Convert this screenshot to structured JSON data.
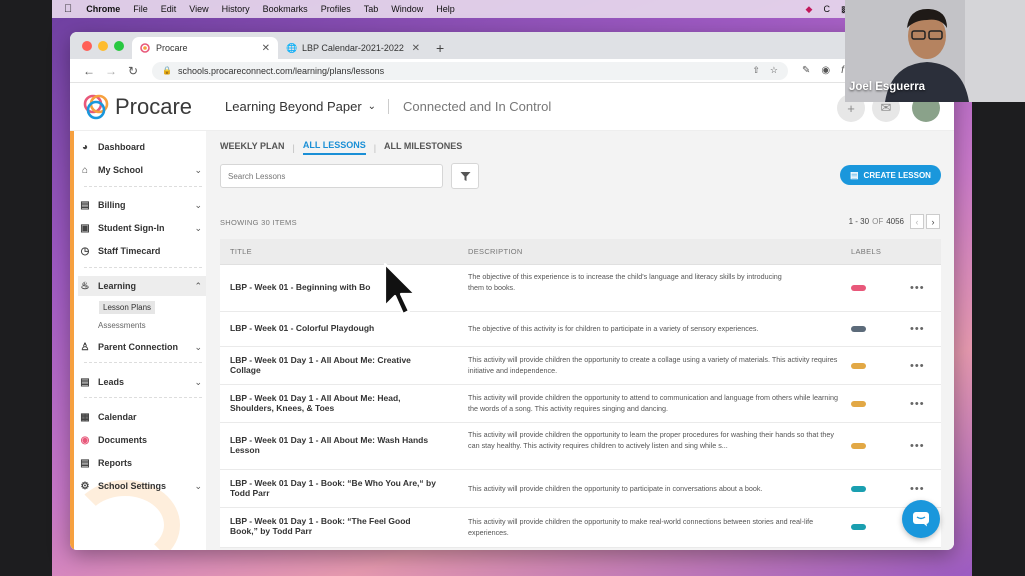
{
  "mac_menubar": {
    "app_name": "Chrome",
    "items": [
      "File",
      "Edit",
      "View",
      "History",
      "Bookmarks",
      "Profiles",
      "Tab",
      "Window",
      "Help"
    ]
  },
  "browser": {
    "tabs": [
      {
        "title": "Procare",
        "active": true
      },
      {
        "title": "LBP Calendar-2021-2022",
        "active": false
      }
    ],
    "url": "schools.procareconnect.com/learning/plans/lessons"
  },
  "app_header": {
    "logo_text": "Procare",
    "school_name": "Learning Beyond Paper",
    "tagline": "Connected and In Control"
  },
  "sidebar": {
    "items": [
      {
        "label": "Dashboard",
        "icon": "dashboard-icon"
      },
      {
        "label": "My School",
        "icon": "school-icon",
        "expandable": true
      },
      {
        "label": "Billing",
        "icon": "billing-icon",
        "expandable": true
      },
      {
        "label": "Student Sign-In",
        "icon": "sign-in-icon",
        "expandable": true
      },
      {
        "label": "Staff Timecard",
        "icon": "timecard-icon"
      },
      {
        "label": "Learning",
        "icon": "learning-icon",
        "expandable": true,
        "expanded": true
      },
      {
        "label": "Parent Connection",
        "icon": "parent-icon",
        "expandable": true
      },
      {
        "label": "Leads",
        "icon": "leads-icon",
        "expandable": true
      },
      {
        "label": "Calendar",
        "icon": "calendar-icon"
      },
      {
        "label": "Documents",
        "icon": "documents-icon"
      },
      {
        "label": "Reports",
        "icon": "reports-icon"
      },
      {
        "label": "School Settings",
        "icon": "settings-icon",
        "expandable": true
      }
    ],
    "learning_sub": [
      "Lesson Plans",
      "Assessments"
    ]
  },
  "main": {
    "subtabs": [
      "WEEKLY PLAN",
      "ALL LESSONS",
      "ALL MILESTONES"
    ],
    "active_subtab": "ALL LESSONS",
    "search_placeholder": "Search Lessons",
    "create_button": "CREATE LESSON",
    "showing": "SHOWING 30 ITEMS",
    "pager": {
      "range": "1 - 30",
      "of": "OF",
      "total": "4056"
    },
    "columns": [
      "TITLE",
      "DESCRIPTION",
      "LABELS"
    ],
    "rows": [
      {
        "title": "LBP - Week 01 - Beginning with Bo",
        "description": "The objective of this experience is to increase the child's language and literacy skills by introducing\nthem to books.",
        "label_color": "#e8587a"
      },
      {
        "title": "LBP - Week 01 - Colorful Playdough",
        "description": "The objective of this activity is for children to participate in a variety of sensory experiences.",
        "label_color": "#5c6b7a"
      },
      {
        "title": "LBP - Week 01 Day 1 - All About Me: Creative Collage",
        "description": "This activity will provide children the opportunity to create a collage using a variety of materials. This activity requires initiative and independence.",
        "label_color": "#e2a845"
      },
      {
        "title": "LBP - Week 01 Day 1 - All About Me: Head, Shoulders, Knees, & Toes",
        "description": "This activity will provide children the opportunity to attend to communication and language from others while learning the words of a song. This activity requires singing and dancing.",
        "label_color": "#e2a845"
      },
      {
        "title": "LBP - Week 01 Day 1 - All About Me: Wash Hands Lesson",
        "description": "This activity will provide children the opportunity to learn the proper procedures for washing their hands so that they can stay healthy. This activity requires children to actively listen and sing while s...",
        "label_color": "#e2a845"
      },
      {
        "title": "LBP - Week 01 Day 1 - Book: “Be Who You Are,“ by Todd Parr",
        "description": "This activity will provide children the opportunity to participate in conversations about a book.",
        "label_color": "#1a9fb0"
      },
      {
        "title": "LBP - Week 01 Day 1 - Book: “The Feel Good Book,” by Todd Parr",
        "description": "This activity will provide children the opportunity to make real-world connections between stories and real-life experiences.",
        "label_color": "#1a9fb0"
      }
    ]
  },
  "webcam": {
    "name": "Joel Esguerra"
  }
}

§ WORK TO COMPLETE
Retype the records exactly. Any image in them should not appear in what you write.

§ FINISHED ANSWER
Convert this screenshot to structured JSON data.
{
  "mac_menubar": {
    "app_name": "Chrome",
    "items": [
      "File",
      "Edit",
      "View",
      "History",
      "Bookmarks",
      "Profiles",
      "Tab",
      "Window",
      "Help"
    ]
  },
  "browser": {
    "tabs": [
      {
        "title": "Procare",
        "active": true
      },
      {
        "title": "LBP Calendar-2021-2022",
        "active": false
      }
    ],
    "url": "schools.procareconnect.com/learning/plans/lessons"
  },
  "app_header": {
    "logo_text": "Procare",
    "school_name": "Learning Beyond Paper",
    "tagline": "Connected and In Control"
  },
  "sidebar": {
    "items": [
      {
        "label": "Dashboard",
        "icon": "dashboard-icon"
      },
      {
        "label": "My School",
        "icon": "school-icon",
        "expandable": true
      },
      {
        "label": "Billing",
        "icon": "billing-icon",
        "expandable": true
      },
      {
        "label": "Student Sign-In",
        "icon": "sign-in-icon",
        "expandable": true
      },
      {
        "label": "Staff Timecard",
        "icon": "timecard-icon"
      },
      {
        "label": "Learning",
        "icon": "learning-icon",
        "expandable": true,
        "expanded": true
      },
      {
        "label": "Parent Connection",
        "icon": "parent-icon",
        "expandable": true
      },
      {
        "label": "Leads",
        "icon": "leads-icon",
        "expandable": true
      },
      {
        "label": "Calendar",
        "icon": "calendar-icon"
      },
      {
        "label": "Documents",
        "icon": "documents-icon"
      },
      {
        "label": "Reports",
        "icon": "reports-icon"
      },
      {
        "label": "School Settings",
        "icon": "settings-icon",
        "expandable": true
      }
    ],
    "learning_sub": [
      "Lesson Plans",
      "Assessments"
    ]
  },
  "main": {
    "subtabs": [
      "WEEKLY PLAN",
      "ALL LESSONS",
      "ALL MILESTONES"
    ],
    "active_subtab": "ALL LESSONS",
    "search_placeholder": "Search Lessons",
    "create_button": "CREATE LESSON",
    "showing": "SHOWING 30 ITEMS",
    "pager": {
      "range": "1 - 30",
      "of": "OF",
      "total": "4056"
    },
    "columns": [
      "TITLE",
      "DESCRIPTION",
      "LABELS"
    ],
    "rows": [
      {
        "title": "LBP - Week 01 - Beginning with Bo",
        "description": "The objective of this experience is to increase the child's language and literacy skills by introducing\nthem to books.",
        "label_color": "#e8587a"
      },
      {
        "title": "LBP - Week 01 - Colorful Playdough",
        "description": "The objective of this activity is for children to participate in a variety of sensory experiences.",
        "label_color": "#5c6b7a"
      },
      {
        "title": "LBP - Week 01 Day 1 - All About Me: Creative Collage",
        "description": "This activity will provide children the opportunity to create a collage using a variety of materials. This activity requires initiative and independence.",
        "label_color": "#e2a845"
      },
      {
        "title": "LBP - Week 01 Day 1 - All About Me: Head, Shoulders, Knees, & Toes",
        "description": "This activity will provide children the opportunity to attend to communication and language from others while learning the words of a song. This activity requires singing and dancing.",
        "label_color": "#e2a845"
      },
      {
        "title": "LBP - Week 01 Day 1 - All About Me: Wash Hands Lesson",
        "description": "This activity will provide children the opportunity to learn the proper procedures for washing their hands so that they can stay healthy. This activity requires children to actively listen and sing while s...",
        "label_color": "#e2a845"
      },
      {
        "title": "LBP - Week 01 Day 1 - Book: “Be Who You Are,“ by Todd Parr",
        "description": "This activity will provide children the opportunity to participate in conversations about a book.",
        "label_color": "#1a9fb0"
      },
      {
        "title": "LBP - Week 01 Day 1 - Book: “The Feel Good Book,” by Todd Parr",
        "description": "This activity will provide children the opportunity to make real-world connections between stories and real-life experiences.",
        "label_color": "#1a9fb0"
      }
    ]
  },
  "webcam": {
    "name": "Joel Esguerra"
  }
}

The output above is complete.